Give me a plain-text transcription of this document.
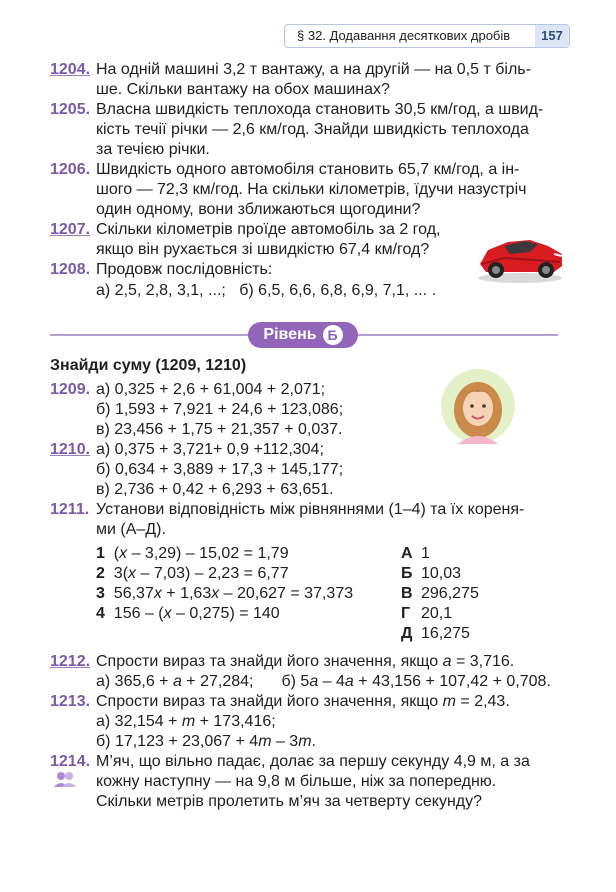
§ 32. Додавання десяткових дробів	157
1204. На одній машині 3,2 т вантажу, а на другій — на 0,5 т біль-
ше. Скільки вантажу на обох машинах?
1205. Власна швидкість теплохода становить 30,5 км/год, а швид-
кість течії річки — 2,6 км/год. Знайди швидкість теплохода
за течією річки.
1206. Швидкість одного автомобіля становить 65,7 км/год, а ін-
шого — 72,3 км/год. На скільки кілометрів, їдучи назустріч
один одному, вони зближаються щогодини?
1207. Скільки кілометрів проїде автомобіль за 2 год,
якщо він рухається зі швидкістю 67,4 км/год?
1208. Продовж послідовність:
а) 2,5, 2,8, 3,1, ...;   б) 6,5, 6,6, 6,8, 6,9, 7,1, ... .
Рівень Б
Знайди суму (1209, 1210)
1209. а) 0,325 + 2,6 + 61,004 + 2,071;
б) 1,593 + 7,921 + 24,6 + 123,086;
в) 23,456 + 1,75 + 21,357 + 0,037.
1210. а) 0,375 + 3,721+ 0,9 +112,304;
б) 0,634 + 3,889 + 17,3 + 145,177;
в) 2,736 + 0,42 + 6,293 + 63,651.
1211. Установи відповідність між рівняннями (1–4) та їх кореня-
ми (А–Д).
1 (x – 3,29) – 15,02 = 1,79
2 3(x – 7,03) – 2,23 = 6,77
3 56,37x + 1,63x – 20,627 = 37,373
4 156 – (x – 0,275) = 140
А 1
Б 10,03
В 296,275
Г 20,1
Д 16,275
1212. Спрости вираз та знайди його значення, якщо a = 3,716.
а) 365,6 + a + 27,284; б) 5a – 4a + 43,156 + 107,42 + 0,708.
1213. Спрости вираз та знайди його значення, якщо m = 2,43.
а) 32,154 + m + 173,416;
б) 17,123 + 23,067 + 4m – 3m.
1214. М’яч, що вільно падає, долає за першу секунду 4,9 м, а за
кожну наступну — на 9,8 м більше, ніж за попередню.
Скільки метрів пролетить м’яч за четверту секунду?
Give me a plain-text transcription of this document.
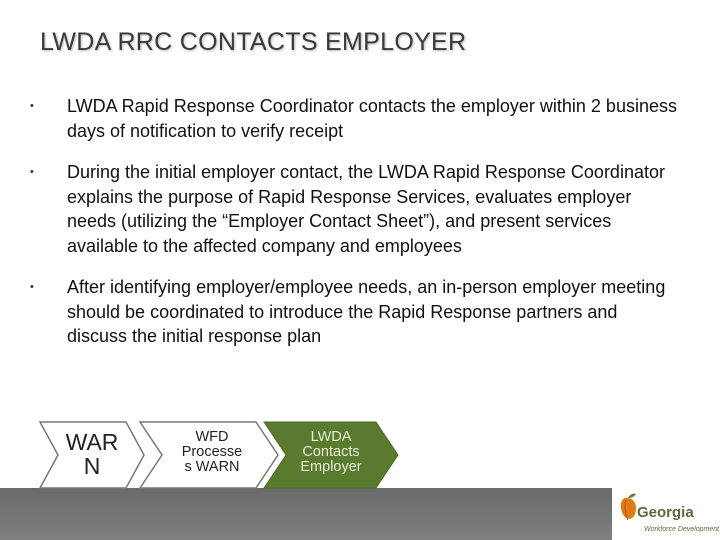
LWDA RRC CONTACTS EMPLOYER
• LWDA Rapid Response Coordinator contacts the employer within 2 business days of notification to verify receipt
• During the initial employer contact, the LWDA Rapid Response Coordinator explains the purpose of Rapid Response Services, evaluates employer needs (utilizing the “Employer Contact Sheet”), and present services available to the affected company and employees
• After identifying employer/employee needs, an in-person employer meeting should be coordinated to introduce the Rapid Response partners and discuss the initial response plan
WAR
N
WFD
Processe
s WARN
LWDA
Contacts
Employer
Georgia
Workforce Development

Exercise instructions:
In the listing, find each line with the string "його" and copy it.

Solution:
1212. Спрости вираз та знайди його значення, якщо a = 3,716.
1213. Спрости вираз та знайди його значення, якщо m = 2,43.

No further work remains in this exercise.